— Stated exercise —
Extract the full set of records, then give each one again exactly.

— Exercise input —
★ ★ ★

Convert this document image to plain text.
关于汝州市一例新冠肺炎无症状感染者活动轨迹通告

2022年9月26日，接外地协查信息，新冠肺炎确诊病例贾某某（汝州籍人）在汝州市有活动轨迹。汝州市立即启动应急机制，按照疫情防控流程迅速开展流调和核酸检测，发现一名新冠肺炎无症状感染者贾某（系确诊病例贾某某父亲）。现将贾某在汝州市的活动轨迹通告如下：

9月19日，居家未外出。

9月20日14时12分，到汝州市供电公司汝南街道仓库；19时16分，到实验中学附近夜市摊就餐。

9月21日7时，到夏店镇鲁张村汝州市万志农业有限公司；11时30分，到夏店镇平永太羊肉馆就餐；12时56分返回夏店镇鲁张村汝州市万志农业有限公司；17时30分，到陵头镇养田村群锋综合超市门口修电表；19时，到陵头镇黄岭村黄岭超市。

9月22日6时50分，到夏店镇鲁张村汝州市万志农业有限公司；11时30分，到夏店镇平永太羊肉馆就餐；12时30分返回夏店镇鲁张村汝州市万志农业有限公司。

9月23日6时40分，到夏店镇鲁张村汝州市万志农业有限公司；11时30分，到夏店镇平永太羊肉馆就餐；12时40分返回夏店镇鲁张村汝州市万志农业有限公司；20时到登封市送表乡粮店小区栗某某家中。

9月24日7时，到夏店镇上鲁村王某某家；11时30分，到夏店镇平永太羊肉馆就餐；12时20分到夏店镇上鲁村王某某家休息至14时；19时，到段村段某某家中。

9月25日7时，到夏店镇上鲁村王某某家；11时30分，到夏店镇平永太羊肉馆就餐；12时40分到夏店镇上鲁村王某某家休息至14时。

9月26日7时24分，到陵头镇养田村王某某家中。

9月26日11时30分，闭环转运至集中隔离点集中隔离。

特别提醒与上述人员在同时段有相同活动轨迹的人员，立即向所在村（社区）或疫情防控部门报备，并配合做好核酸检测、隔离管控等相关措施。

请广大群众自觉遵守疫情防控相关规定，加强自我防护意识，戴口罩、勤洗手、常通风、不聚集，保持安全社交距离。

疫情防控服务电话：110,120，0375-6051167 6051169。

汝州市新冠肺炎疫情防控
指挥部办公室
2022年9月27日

★ ★ ★

— Full response —
Convert this document image to plain text.
关于汝州市一例新冠肺炎无症状感染者活动轨迹通告

2022年9月26日，接外地协查信息，新冠肺炎确诊病例贾某某（汝州籍人）在汝州市有活动轨迹。汝州市立即启动应急机制，按照疫情防控流程迅速开展流调和核酸检测，发现一名新冠肺炎无症状感染者贾某（系确诊病例贾某某父亲）。现将贾某在汝州市的活动轨迹通告如下：

9月19日，居家未外出。

9月20日14时12分，到汝州市供电公司汝南街道仓库；19时16分，到实验中学附近夜市摊就餐。

9月21日7时，到夏店镇鲁张村汝州市万志农业有限公司；11时30分，到夏店镇平永太羊肉馆就餐；12时56分返回夏店镇鲁张村汝州市万志农业有限公司；17时30分，到陵头镇养田村群锋综合超市门口修电表；19时，到陵头镇黄岭村黄岭超市。

9月22日6时50分，到夏店镇鲁张村汝州市万志农业有限公司；11时30分，到夏店镇平永太羊肉馆就餐；12时30分返回夏店镇鲁张村汝州市万志农业有限公司。

9月23日6时40分，到夏店镇鲁张村汝州市万志农业有限公司；11时30分，到夏店镇平永太羊肉馆就餐；12时40分返回夏店镇鲁张村汝州市万志农业有限公司；20时到登封市送表乡粮店小区栗某某家中。

9月24日7时，到夏店镇上鲁村王某某家；11时30分，到夏店镇平永太羊肉馆就餐；12时20分到夏店镇上鲁村王某某家休息至14时；19时，到段村段某某家中。

9月25日7时，到夏店镇上鲁村王某某家；11时30分，到夏店镇平永太羊肉馆就餐；12时40分到夏店镇上鲁村王某某家休息至14时。

9月26日7时24分，到陵头镇养田村王某某家中。

9月26日11时30分，闭环转运至集中隔离点集中隔离。

特别提醒与上述人员在同时段有相同活动轨迹的人员，立即向所在村（社区）或疫情防控部门报备，并配合做好核酸检测、隔离管控等相关措施。

请广大群众自觉遵守疫情防控相关规定，加强自我防护意识，戴口罩、勤洗手、常通风、不聚集，保持安全社交距离。

疫情防控服务电话：110,120，0375-6051167 6051169。

汝州市新冠肺炎疫情防控
指挥部办公室
2022年9月27日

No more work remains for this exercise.